To be done - Lines that hold the word "range" should be located and copied.

Provided data -
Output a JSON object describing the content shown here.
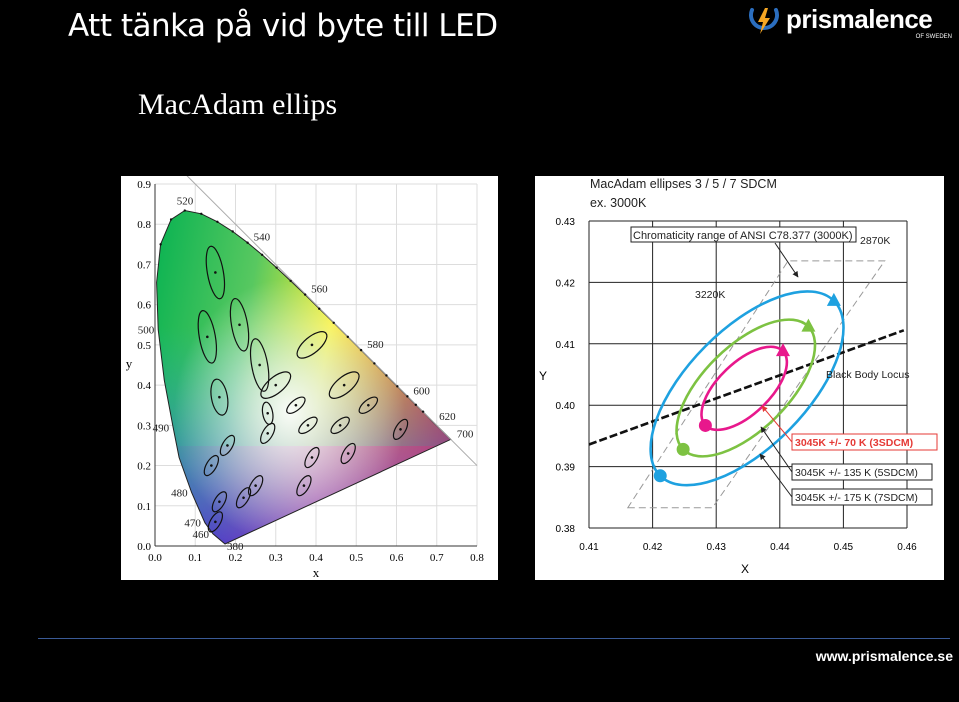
{
  "slide": {
    "title": "Att tänka på vid byte till LED",
    "subtitle": "MacAdam ellips",
    "footer_url": "www.prismalence.se"
  },
  "logo": {
    "name": "prismalence",
    "tagline": "OF SWEDEN",
    "icon": "lightning-bulb-icon"
  },
  "colors": {
    "background": "#000000",
    "footer_line": "#3a5a96",
    "logo_blue": "#2b6ebf"
  },
  "chart_data": [
    {
      "type": "scatter",
      "title": "",
      "xlabel": "x",
      "ylabel": "y",
      "xlim": [
        0.0,
        0.8
      ],
      "ylim": [
        0.0,
        0.9
      ],
      "x_ticks": [
        "0.0",
        "0.1",
        "0.2",
        "0.3",
        "0.4",
        "0.5",
        "0.6",
        "0.7",
        "0.8"
      ],
      "y_ticks": [
        "0.0",
        "0.1",
        "0.2",
        "0.3",
        "0.4",
        "0.5",
        "0.6",
        "0.7",
        "0.8",
        "0.9"
      ],
      "wavelength_labels": [
        {
          "label": "520",
          "x": 0.074,
          "y": 0.834
        },
        {
          "label": "540",
          "x": 0.23,
          "y": 0.754
        },
        {
          "label": "560",
          "x": 0.373,
          "y": 0.625
        },
        {
          "label": "580",
          "x": 0.512,
          "y": 0.487
        },
        {
          "label": "600",
          "x": 0.627,
          "y": 0.372
        },
        {
          "label": "620",
          "x": 0.691,
          "y": 0.308
        },
        {
          "label": "700",
          "x": 0.735,
          "y": 0.265
        },
        {
          "label": "500",
          "x": 0.008,
          "y": 0.538
        },
        {
          "label": "490",
          "x": 0.045,
          "y": 0.295
        },
        {
          "label": "480",
          "x": 0.091,
          "y": 0.133
        },
        {
          "label": "470",
          "x": 0.124,
          "y": 0.058
        },
        {
          "label": "460",
          "x": 0.144,
          "y": 0.03
        },
        {
          "label": "380",
          "x": 0.174,
          "y": 0.005
        }
      ],
      "ellipse_centers": [
        {
          "x": 0.15,
          "y": 0.68
        },
        {
          "x": 0.13,
          "y": 0.52
        },
        {
          "x": 0.21,
          "y": 0.55
        },
        {
          "x": 0.26,
          "y": 0.45
        },
        {
          "x": 0.39,
          "y": 0.5
        },
        {
          "x": 0.47,
          "y": 0.4
        },
        {
          "x": 0.3,
          "y": 0.4
        },
        {
          "x": 0.16,
          "y": 0.37
        },
        {
          "x": 0.28,
          "y": 0.33
        },
        {
          "x": 0.35,
          "y": 0.35
        },
        {
          "x": 0.53,
          "y": 0.35
        },
        {
          "x": 0.38,
          "y": 0.3
        },
        {
          "x": 0.46,
          "y": 0.3
        },
        {
          "x": 0.61,
          "y": 0.29
        },
        {
          "x": 0.14,
          "y": 0.2
        },
        {
          "x": 0.18,
          "y": 0.25
        },
        {
          "x": 0.28,
          "y": 0.28
        },
        {
          "x": 0.39,
          "y": 0.22
        },
        {
          "x": 0.48,
          "y": 0.23
        },
        {
          "x": 0.25,
          "y": 0.15
        },
        {
          "x": 0.16,
          "y": 0.11
        },
        {
          "x": 0.22,
          "y": 0.12
        },
        {
          "x": 0.37,
          "y": 0.15
        },
        {
          "x": 0.15,
          "y": 0.06
        }
      ]
    },
    {
      "type": "line",
      "title": "MacAdam ellipses 3  / 5 / 7 SDCM",
      "subtitle": "ex. 3000K",
      "xlabel": "X",
      "ylabel": "Y",
      "xlim": [
        0.41,
        0.46
      ],
      "ylim": [
        0.38,
        0.43
      ],
      "x_ticks": [
        "0.41",
        "0.42",
        "0.43",
        "0.44",
        "0.45",
        "0.46"
      ],
      "y_ticks": [
        "0.43",
        "0.42",
        "0.41",
        "0.40",
        "0.39",
        "0.38"
      ],
      "series": [
        {
          "name": "3045K +/-  70  K (3SDCM)",
          "color": "#e8188c",
          "start": {
            "x": 0.4283,
            "y": 0.3967
          },
          "end": {
            "x": 0.4405,
            "y": 0.4088
          }
        },
        {
          "name": "3045K +/- 135 K (5SDCM)",
          "color": "#7dc242",
          "start": {
            "x": 0.4248,
            "y": 0.3928
          },
          "end": {
            "x": 0.4445,
            "y": 0.4128
          }
        },
        {
          "name": "3045K +/- 175 K (7SDCM)",
          "color": "#1ea1e0",
          "start": {
            "x": 0.4212,
            "y": 0.3885
          },
          "end": {
            "x": 0.4485,
            "y": 0.417
          }
        },
        {
          "name": "Black Body Locus",
          "color": "#000000",
          "points": [
            {
              "x": 0.41,
              "y": 0.3936
            },
            {
              "x": 0.4595,
              "y": 0.4122
            }
          ]
        },
        {
          "name": "Chromaticity range of ANSI C78.377 (3000K)",
          "color": "#999999",
          "points": [
            {
              "x": 0.4161,
              "y": 0.3833
            },
            {
              "x": 0.4294,
              "y": 0.3833
            },
            {
              "x": 0.4565,
              "y": 0.4235
            },
            {
              "x": 0.4413,
              "y": 0.4235
            }
          ]
        }
      ],
      "annotations": [
        "Chromaticity range of ANSI C78.377 (3000K)",
        "2870K",
        "3220K",
        "Black Body Locus",
        "3045K +/-  70  K (3SDCM)",
        "3045K +/- 135 K (5SDCM)",
        "3045K +/- 175 K (7SDCM)"
      ]
    }
  ]
}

Answer for the task -
          "name": "Chromaticity range of ANSI C78.377 (3000K)",
        "Chromaticity range of ANSI C78.377 (3000K)",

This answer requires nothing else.